→ **The data**:
....

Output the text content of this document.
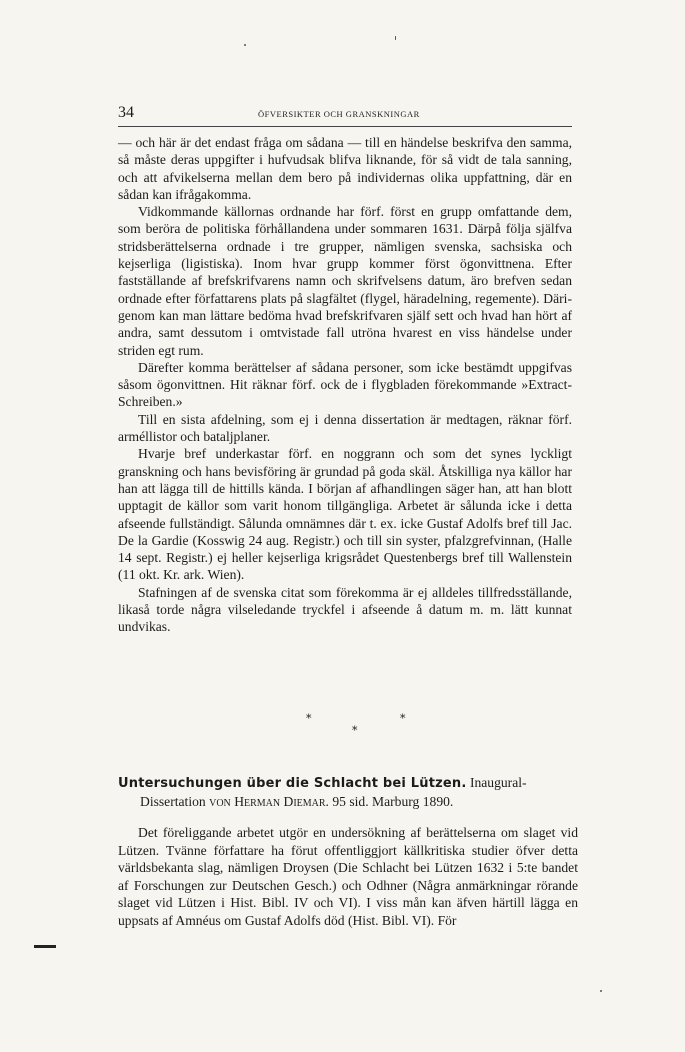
34	ÖFVERSIKTER OCH GRANSKNINGAR

— och här är det endast fråga om sådana — till en händelse beskrifva den samma, så måste deras uppgifter i hufvudsak blifva liknande, för så vidt de tala sanning, och att afvikelserna mellan dem bero på individernas olika uppfattning, där en sådan kan ifrågakomma.

Vidkommande källornas ordnande har förf. först en grupp omfattande dem, som beröra de politiska förhållandena under sommaren 1631. Därpå följa själfva stridsberättelserna ordnade i tre grupper, nämligen svenska, sachsiska och kejserliga (ligistiska). Inom hvar grupp kommer först ögonvittnena. Efter fastställande af brefskrifvarens namn och skrifvelsens datum, äro brefven sedan ordnade efter författarens plats på slagfältet (flygel, häradelning, regemente). Därigenom kan man lättare bedöma hvad brefskrifvaren själf sett och hvad han hört af andra, samt dessutom i omtvistade fall utröna hvarest en viss händelse under striden egt rum.

Därefter komma berättelser af sådana personer, som icke bestämdt uppgifvas såsom ögonvittnen. Hit räknar förf. ock de i flygbladen förekommande »Extract-Schreiben.»

Till en sista afdelning, som ej i denna dissertation är medtagen, räknar förf. arméllistor och bataljplaner.

Hvarje bref underkastar förf. en noggrann och som det synes lyckligt granskning och hans bevisföring är grundad på goda skäl. Åtskilliga nya källor har han att lägga till de hittills kända. I början af afhandlingen säger han, att han blott upptagit de källor som varit honom tillgängliga. Arbetet är sålunda icke i detta afseende fullständigt. Sålunda omnämnes där t. ex. icke Gustaf Adolfs bref till Jac. De la Gardie (Kosswig 24 aug. Registr.) och till sin syster, pfalzgrefvinnan, (Halle 14 sept. Registr.) ej heller kejserliga krigsrådet Questenbergs bref till Wallenstein (11 okt. Kr. ark. Wien).

Stafningen af de svenska citat som förekomma är ej alldeles tillfredsställande, likaså torde några vilseledande tryckfel i afseende å datum m. m. lätt kunnat undvikas.

*
*
*

Untersuchungen über die Schlacht bei Lützen. Inaugural-

Dissertation von Herman Diemar. 95 sid. Marburg 1890.

Det föreliggande arbetet utgör en undersökning af berättelserna om slaget vid Lützen. Tvänne författare ha förut offentliggjort källkritiska studier öfver detta världsbekanta slag, nämligen Droysen (Die Schlacht bei Lützen 1632 i 5:te bandet af Forschungen zur Deutschen Gesch.) och Odhner (Några anmärkningar rörande slaget vid Lützen i Hist. Bibl. IV och VI). I viss mån kan äfven härtill lägga en uppsats af Amnéus om Gustaf Adolfs död (Hist. Bibl. VI). För
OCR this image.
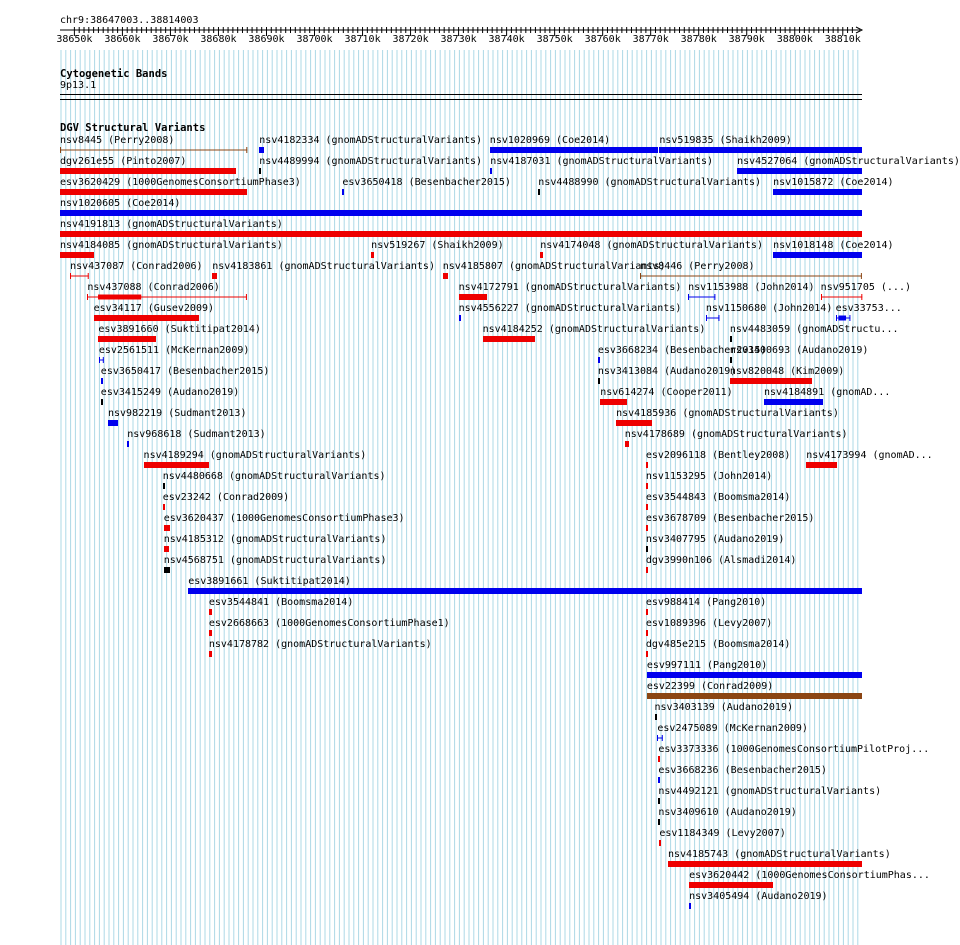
chr9:38647003..38814003
38650k	38660k	38670k	38680k	38690k	38700k	38710k	38720k	38730k	38740k	38750k	38760k	38770k	38780k	38790k	38800k	38810k
Cytogenetic Bands
9p13.1
DGV Structural Variants
nsv8445 (Perry2008)	nsv4182334 (gnomADStructuralVariants) nsv1020969 (Coe2014)	nsv519835 (Shaikh2009)
dgv261e55 (Pinto2007)	nsv4489994 (gnomADStructuralVariants) nsv4187031 (gnomADStructuralVariants) nsv4527064 (gnomADStructuralVariants)
esv3620429 (1000GenomesConsortiumPhase3)	esv3650418 (Besenbacher2015)	nsv4488990 (gnomADStructuralVariants) nsv1015872 (Coe2014)
nsv1020605 (Coe2014)
nsv4191813 (gnomADStructuralVariants)
nsv4184085 (gnomADStructuralVariants)	nsv519267 (Shaikh2009)	nsv4174048 (gnomADStructuralVariants) nsv1018148 (Coe2014)
nsv437087 (Conrad2006) nsv4183861 (gnomADStructuralVariants) nsv4185807 (gnomADStructuralVariants)
nsv8446 (Perry2008)
nsv437088 (Conrad2006)	nsv4172791 (gnomADStructuralVariants) nsv1153988 (John2014) nsv951705 (...)
esv34117 (Gusev2009)	nsv4556227 (gnomADStructuralVariants) nsv1150680 (John2014) esv33753...
esv3891660 (Suktitipat2014)	nsv4184252 (gnomADStructuralVariants) nsv4483059 (gnomADStructu...
esv2561511 (McKernan2009)	esv3668234 (Besenbacher2015)
nsv3400693 (Audano2019)
esv3650417 (Besenbacher2015)	nsv3413084 (Audano2019)
nsv820048 (Kim2009)
esv3415249 (Audano2019)	nsv614274 (Cooper2011)	nsv4184891 (gnomAD...
nsv982219 (Sudmant2013)	nsv4185936 (gnomADStructuralVariants)
nsv968618 (Sudmant2013)	nsv4178689 (gnomADStructuralVariants)
nsv4189294 (gnomADStructuralVariants)	esv2096118 (Bentley2008) nsv4173994 (gnomAD...
nsv4480668 (gnomADStructuralVariants)	nsv1153295 (John2014)
esv23242 (Conrad2009)	esv3544843 (Boomsma2014)
esv3620437 (1000GenomesConsortiumPhase3)	esv3678709 (Besenbacher2015)
nsv4185312 (gnomADStructuralVariants)	nsv3407795 (Audano2019)
nsv4568751 (gnomADStructuralVariants)	dgv3990n106 (Alsmadi2014)
esv3891661 (Suktitipat2014)
esv3544841 (Boomsma2014)	esv988414 (Pang2010)
esv2668663 (1000GenomesConsortiumPhase1)	esv1089396 (Levy2007)
nsv4178782 (gnomADStructuralVariants)	dgv485e215 (Boomsma2014)
esv997111 (Pang2010)
esv22399 (Conrad2009)
nsv3403139 (Audano2019)
esv2475089 (McKernan2009)
esv3373336 (1000GenomesConsortiumPilotProj...
esv3668236 (Besenbacher2015)
nsv4492121 (gnomADStructuralVariants)
nsv3409610 (Audano2019)
esv1184349 (Levy2007)
nsv4185743 (gnomADStructuralVariants)
esv3620442 (1000GenomesConsortiumPhas...
nsv3405494 (Audano2019)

....

→ **What is required**: Retype all the data exactly, please, without pictures.

→ **Result below**:
Output the text content of this document.
34	ÖFVERSIKTER OCH GRANSKNINGAR

— och här är det endast fråga om sådana — till en händelse beskrifva den samma, så måste deras uppgifter i hufvudsak blifva liknande, för så vidt de tala sanning, och att afvikelserna mellan dem bero på individernas olika uppfattning, där en sådan kan ifrågakomma.

Vidkommande källornas ordnande har förf. först en grupp omfattande dem, som beröra de politiska förhållandena under sommaren 1631. Därpå följa själfva stridsberättelserna ordnade i tre grupper, nämligen svenska, sachsiska och kejserliga (ligistiska). Inom hvar grupp kommer först ögonvittnena. Efter fastställande af brefskrifvarens namn och skrifvelsens datum, äro brefven sedan ordnade efter författarens plats på slagfältet (flygel, häradelning, regemente). Därigenom kan man lättare bedöma hvad brefskrifvaren själf sett och hvad han hört af andra, samt dessutom i omtvistade fall utröna hvarest en viss händelse under striden egt rum.

Därefter komma berättelser af sådana personer, som icke bestämdt uppgifvas såsom ögonvittnen. Hit räknar förf. ock de i flygbladen förekommande »Extract-Schreiben.»

Till en sista afdelning, som ej i denna dissertation är medtagen, räknar förf. arméllistor och bataljplaner.

Hvarje bref underkastar förf. en noggrann och som det synes lyckligt granskning och hans bevisföring är grundad på goda skäl. Åtskilliga nya källor har han att lägga till de hittills kända. I början af afhandlingen säger han, att han blott upptagit de källor som varit honom tillgängliga. Arbetet är sålunda icke i detta afseende fullständigt. Sålunda omnämnes där t. ex. icke Gustaf Adolfs bref till Jac. De la Gardie (Kosswig 24 aug. Registr.) och till sin syster, pfalzgrefvinnan, (Halle 14 sept. Registr.) ej heller kejserliga krigsrådet Questenbergs bref till Wallenstein (11 okt. Kr. ark. Wien).

Stafningen af de svenska citat som förekomma är ej alldeles tillfredsställande, likaså torde några vilseledande tryckfel i afseende å datum m. m. lätt kunnat undvikas.

*
*
*

Untersuchungen über die Schlacht bei Lützen. Inaugural-

Dissertation von Herman Diemar. 95 sid. Marburg 1890.

Det föreliggande arbetet utgör en undersökning af berättelserna om slaget vid Lützen. Tvänne författare ha förut offentliggjort källkritiska studier öfver detta världsbekanta slag, nämligen Droysen (Die Schlacht bei Lützen 1632 i 5:te bandet af Forschungen zur Deutschen Gesch.) och Odhner (Några anmärkningar rörande slaget vid Lützen i Hist. Bibl. IV och VI). I viss mån kan äfven härtill lägga en uppsats af Amnéus om Gustaf Adolfs död (Hist. Bibl. VI). För
OCR this image.
chr9:38647003..38814003
38650k	38660k	38670k	38680k	38690k	38700k	38710k	38720k	38730k	38740k	38750k	38760k	38770k	38780k	38790k	38800k	38810k
Cytogenetic Bands
9p13.1
DGV Structural Variants
nsv8445 (Perry2008)	nsv4182334 (gnomADStructuralVariants) nsv1020969 (Coe2014)	nsv519835 (Shaikh2009)
dgv261e55 (Pinto2007)	nsv4489994 (gnomADStructuralVariants) nsv4187031 (gnomADStructuralVariants) nsv4527064 (gnomADStructuralVariants)
esv3620429 (1000GenomesConsortiumPhase3)	esv3650418 (Besenbacher2015)	nsv4488990 (gnomADStructuralVariants) nsv1015872 (Coe2014)
nsv1020605 (Coe2014)
nsv4191813 (gnomADStructuralVariants)
nsv4184085 (gnomADStructuralVariants)	nsv519267 (Shaikh2009)	nsv4174048 (gnomADStructuralVariants) nsv1018148 (Coe2014)
nsv437087 (Conrad2006) nsv4183861 (gnomADStructuralVariants) nsv4185807 (gnomADStructuralVariants)
nsv8446 (Perry2008)
nsv437088 (Conrad2006)	nsv4172791 (gnomADStructuralVariants) nsv1153988 (John2014) nsv951705 (...)
esv34117 (Gusev2009)	nsv4556227 (gnomADStructuralVariants) nsv1150680 (John2014) esv33753...
esv3891660 (Suktitipat2014)	nsv4184252 (gnomADStructuralVariants) nsv4483059 (gnomADStructu...
esv2561511 (McKernan2009)	esv3668234 (Besenbacher2015)
nsv3400693 (Audano2019)
esv3650417 (Besenbacher2015)	nsv3413084 (Audano2019)
nsv820048 (Kim2009)
esv3415249 (Audano2019)	nsv614274 (Cooper2011)	nsv4184891 (gnomAD...
nsv982219 (Sudmant2013)	nsv4185936 (gnomADStructuralVariants)
nsv968618 (Sudmant2013)	nsv4178689 (gnomADStructuralVariants)
nsv4189294 (gnomADStructuralVariants)	esv2096118 (Bentley2008) nsv4173994 (gnomAD...
nsv4480668 (gnomADStructuralVariants)	nsv1153295 (John2014)
esv23242 (Conrad2009)	esv3544843 (Boomsma2014)
esv3620437 (1000GenomesConsortiumPhase3)	esv3678709 (Besenbacher2015)
nsv4185312 (gnomADStructuralVariants)	nsv3407795 (Audano2019)
nsv4568751 (gnomADStructuralVariants)	dgv3990n106 (Alsmadi2014)
esv3891661 (Suktitipat2014)
esv3544841 (Boomsma2014)	esv988414 (Pang2010)
esv2668663 (1000GenomesConsortiumPhase1)	esv1089396 (Levy2007)
nsv4178782 (gnomADStructuralVariants)	dgv485e215 (Boomsma2014)
esv997111 (Pang2010)
esv22399 (Conrad2009)
nsv3403139 (Audano2019)
esv2475089 (McKernan2009)
esv3373336 (1000GenomesConsortiumPilotProj...
esv3668236 (Besenbacher2015)
nsv4492121 (gnomADStructuralVariants)
nsv3409610 (Audano2019)
esv1184349 (Levy2007)
nsv4185743 (gnomADStructuralVariants)
esv3620442 (1000GenomesConsortiumPhas...
nsv3405494 (Audano2019)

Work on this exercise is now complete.